■ What the task asks
Can you reproduce the data beneath, keeping every line exact?

■ Stored data
>>>
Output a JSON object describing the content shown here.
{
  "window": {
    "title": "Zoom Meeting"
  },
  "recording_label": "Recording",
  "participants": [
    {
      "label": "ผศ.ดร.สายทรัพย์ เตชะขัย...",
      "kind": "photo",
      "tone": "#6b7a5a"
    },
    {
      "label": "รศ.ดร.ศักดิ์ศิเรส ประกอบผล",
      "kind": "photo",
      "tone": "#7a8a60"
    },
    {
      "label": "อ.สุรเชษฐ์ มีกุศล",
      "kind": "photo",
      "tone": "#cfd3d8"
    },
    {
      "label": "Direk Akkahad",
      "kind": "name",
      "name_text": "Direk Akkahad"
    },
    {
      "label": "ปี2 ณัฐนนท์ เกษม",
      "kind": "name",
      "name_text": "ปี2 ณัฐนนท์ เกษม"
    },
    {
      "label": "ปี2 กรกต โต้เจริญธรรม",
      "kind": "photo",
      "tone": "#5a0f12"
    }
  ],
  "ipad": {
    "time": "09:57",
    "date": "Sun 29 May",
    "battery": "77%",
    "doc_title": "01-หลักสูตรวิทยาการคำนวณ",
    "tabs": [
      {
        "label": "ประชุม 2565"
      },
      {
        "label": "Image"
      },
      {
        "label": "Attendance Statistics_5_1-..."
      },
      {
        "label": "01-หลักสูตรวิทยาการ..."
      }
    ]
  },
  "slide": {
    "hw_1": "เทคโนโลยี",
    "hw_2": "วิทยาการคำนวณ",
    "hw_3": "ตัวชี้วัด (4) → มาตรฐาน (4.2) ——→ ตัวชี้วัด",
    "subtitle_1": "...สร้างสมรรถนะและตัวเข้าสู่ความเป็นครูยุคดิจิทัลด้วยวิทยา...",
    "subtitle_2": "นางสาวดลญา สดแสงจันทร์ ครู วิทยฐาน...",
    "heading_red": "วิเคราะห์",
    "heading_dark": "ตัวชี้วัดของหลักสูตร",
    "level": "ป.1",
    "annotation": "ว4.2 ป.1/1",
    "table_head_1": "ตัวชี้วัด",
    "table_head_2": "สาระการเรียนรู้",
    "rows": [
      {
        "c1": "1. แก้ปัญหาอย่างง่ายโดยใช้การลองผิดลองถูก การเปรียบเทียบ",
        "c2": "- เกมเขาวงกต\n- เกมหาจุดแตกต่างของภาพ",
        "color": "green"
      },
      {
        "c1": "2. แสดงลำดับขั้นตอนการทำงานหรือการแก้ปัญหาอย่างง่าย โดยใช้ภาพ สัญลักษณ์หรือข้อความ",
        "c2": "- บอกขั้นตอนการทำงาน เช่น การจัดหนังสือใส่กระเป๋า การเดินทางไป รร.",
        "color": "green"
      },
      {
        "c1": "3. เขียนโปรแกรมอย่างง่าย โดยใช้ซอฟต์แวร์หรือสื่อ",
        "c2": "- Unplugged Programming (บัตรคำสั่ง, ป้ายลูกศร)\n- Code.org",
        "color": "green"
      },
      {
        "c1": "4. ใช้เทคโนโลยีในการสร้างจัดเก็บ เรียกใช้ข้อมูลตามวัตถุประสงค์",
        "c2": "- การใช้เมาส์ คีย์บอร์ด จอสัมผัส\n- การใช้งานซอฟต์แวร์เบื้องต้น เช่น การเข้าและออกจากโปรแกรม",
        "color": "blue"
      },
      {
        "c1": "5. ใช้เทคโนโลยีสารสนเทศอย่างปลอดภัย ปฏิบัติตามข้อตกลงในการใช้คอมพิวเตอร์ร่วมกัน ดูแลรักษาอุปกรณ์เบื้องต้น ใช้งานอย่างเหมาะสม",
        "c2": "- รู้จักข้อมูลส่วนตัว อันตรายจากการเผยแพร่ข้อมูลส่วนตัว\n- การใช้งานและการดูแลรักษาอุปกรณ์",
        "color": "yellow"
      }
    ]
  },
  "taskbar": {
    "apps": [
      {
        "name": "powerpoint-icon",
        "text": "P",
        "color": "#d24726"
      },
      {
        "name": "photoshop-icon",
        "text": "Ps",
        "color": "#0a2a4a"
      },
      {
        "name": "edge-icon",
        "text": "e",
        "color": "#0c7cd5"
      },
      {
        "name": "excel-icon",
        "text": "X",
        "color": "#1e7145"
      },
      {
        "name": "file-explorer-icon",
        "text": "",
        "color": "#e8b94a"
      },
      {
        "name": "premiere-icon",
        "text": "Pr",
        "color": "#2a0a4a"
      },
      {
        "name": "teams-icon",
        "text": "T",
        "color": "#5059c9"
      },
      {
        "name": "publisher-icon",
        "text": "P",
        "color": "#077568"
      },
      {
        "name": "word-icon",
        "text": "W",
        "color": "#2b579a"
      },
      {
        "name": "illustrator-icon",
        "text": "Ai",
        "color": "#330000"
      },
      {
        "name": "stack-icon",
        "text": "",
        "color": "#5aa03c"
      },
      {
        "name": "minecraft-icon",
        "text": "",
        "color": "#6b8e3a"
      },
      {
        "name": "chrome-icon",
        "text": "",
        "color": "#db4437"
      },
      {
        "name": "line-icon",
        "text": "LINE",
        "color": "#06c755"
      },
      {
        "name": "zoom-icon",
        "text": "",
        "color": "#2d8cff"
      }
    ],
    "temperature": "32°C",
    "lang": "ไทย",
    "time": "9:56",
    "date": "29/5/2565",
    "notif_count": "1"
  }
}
<<<
■ Full output
Output a JSON object describing the content shown here.
{
  "window": {
    "title": "Zoom Meeting"
  },
  "recording_label": "Recording",
  "participants": [
    {
      "label": "ผศ.ดร.สายทรัพย์ เตชะขัย...",
      "kind": "photo",
      "tone": "#6b7a5a"
    },
    {
      "label": "รศ.ดร.ศักดิ์ศิเรส ประกอบผล",
      "kind": "photo",
      "tone": "#7a8a60"
    },
    {
      "label": "อ.สุรเชษฐ์ มีกุศล",
      "kind": "photo",
      "tone": "#cfd3d8"
    },
    {
      "label": "Direk Akkahad",
      "kind": "name",
      "name_text": "Direk Akkahad"
    },
    {
      "label": "ปี2 ณัฐนนท์ เกษม",
      "kind": "name",
      "name_text": "ปี2 ณัฐนนท์ เกษม"
    },
    {
      "label": "ปี2 กรกต โต้เจริญธรรม",
      "kind": "photo",
      "tone": "#5a0f12"
    }
  ],
  "ipad": {
    "time": "09:57",
    "date": "Sun 29 May",
    "battery": "77%",
    "doc_title": "01-หลักสูตรวิทยาการคำนวณ",
    "tabs": [
      {
        "label": "ประชุม 2565"
      },
      {
        "label": "Image"
      },
      {
        "label": "Attendance Statistics_5_1-..."
      },
      {
        "label": "01-หลักสูตรวิทยาการ..."
      }
    ]
  },
  "slide": {
    "hw_1": "เทคโนโลยี",
    "hw_2": "วิทยาการคำนวณ",
    "hw_3": "ตัวชี้วัด (4) → มาตรฐาน (4.2) ——→ ตัวชี้วัด",
    "subtitle_1": "...สร้างสมรรถนะและตัวเข้าสู่ความเป็นครูยุคดิจิทัลด้วยวิทยา...",
    "subtitle_2": "นางสาวดลญา สดแสงจันทร์ ครู วิทยฐาน...",
    "heading_red": "วิเคราะห์",
    "heading_dark": "ตัวชี้วัดของหลักสูตร",
    "level": "ป.1",
    "annotation": "ว4.2 ป.1/1",
    "table_head_1": "ตัวชี้วัด",
    "table_head_2": "สาระการเรียนรู้",
    "rows": [
      {
        "c1": "1. แก้ปัญหาอย่างง่ายโดยใช้การลองผิดลองถูก การเปรียบเทียบ",
        "c2": "- เกมเขาวงกต\n- เกมหาจุดแตกต่างของภาพ",
        "color": "green"
      },
      {
        "c1": "2. แสดงลำดับขั้นตอนการทำงานหรือการแก้ปัญหาอย่างง่าย โดยใช้ภาพ สัญลักษณ์หรือข้อความ",
        "c2": "- บอกขั้นตอนการทำงาน เช่น การจัดหนังสือใส่กระเป๋า การเดินทางไป รร.",
        "color": "green"
      },
      {
        "c1": "3. เขียนโปรแกรมอย่างง่าย โดยใช้ซอฟต์แวร์หรือสื่อ",
        "c2": "- Unplugged Programming (บัตรคำสั่ง, ป้ายลูกศร)\n- Code.org",
        "color": "green"
      },
      {
        "c1": "4. ใช้เทคโนโลยีในการสร้างจัดเก็บ เรียกใช้ข้อมูลตามวัตถุประสงค์",
        "c2": "- การใช้เมาส์ คีย์บอร์ด จอสัมผัส\n- การใช้งานซอฟต์แวร์เบื้องต้น เช่น การเข้าและออกจากโปรแกรม",
        "color": "blue"
      },
      {
        "c1": "5. ใช้เทคโนโลยีสารสนเทศอย่างปลอดภัย ปฏิบัติตามข้อตกลงในการใช้คอมพิวเตอร์ร่วมกัน ดูแลรักษาอุปกรณ์เบื้องต้น ใช้งานอย่างเหมาะสม",
        "c2": "- รู้จักข้อมูลส่วนตัว อันตรายจากการเผยแพร่ข้อมูลส่วนตัว\n- การใช้งานและการดูแลรักษาอุปกรณ์",
        "color": "yellow"
      }
    ]
  },
  "taskbar": {
    "apps": [
      {
        "name": "powerpoint-icon",
        "text": "P",
        "color": "#d24726"
      },
      {
        "name": "photoshop-icon",
        "text": "Ps",
        "color": "#0a2a4a"
      },
      {
        "name": "edge-icon",
        "text": "e",
        "color": "#0c7cd5"
      },
      {
        "name": "excel-icon",
        "text": "X",
        "color": "#1e7145"
      },
      {
        "name": "file-explorer-icon",
        "text": "",
        "color": "#e8b94a"
      },
      {
        "name": "premiere-icon",
        "text": "Pr",
        "color": "#2a0a4a"
      },
      {
        "name": "teams-icon",
        "text": "T",
        "color": "#5059c9"
      },
      {
        "name": "publisher-icon",
        "text": "P",
        "color": "#077568"
      },
      {
        "name": "word-icon",
        "text": "W",
        "color": "#2b579a"
      },
      {
        "name": "illustrator-icon",
        "text": "Ai",
        "color": "#330000"
      },
      {
        "name": "stack-icon",
        "text": "",
        "color": "#5aa03c"
      },
      {
        "name": "minecraft-icon",
        "text": "",
        "color": "#6b8e3a"
      },
      {
        "name": "chrome-icon",
        "text": "",
        "color": "#db4437"
      },
      {
        "name": "line-icon",
        "text": "LINE",
        "color": "#06c755"
      },
      {
        "name": "zoom-icon",
        "text": "",
        "color": "#2d8cff"
      }
    ],
    "temperature": "32°C",
    "lang": "ไทย",
    "time": "9:56",
    "date": "29/5/2565",
    "notif_count": "1"
  }
}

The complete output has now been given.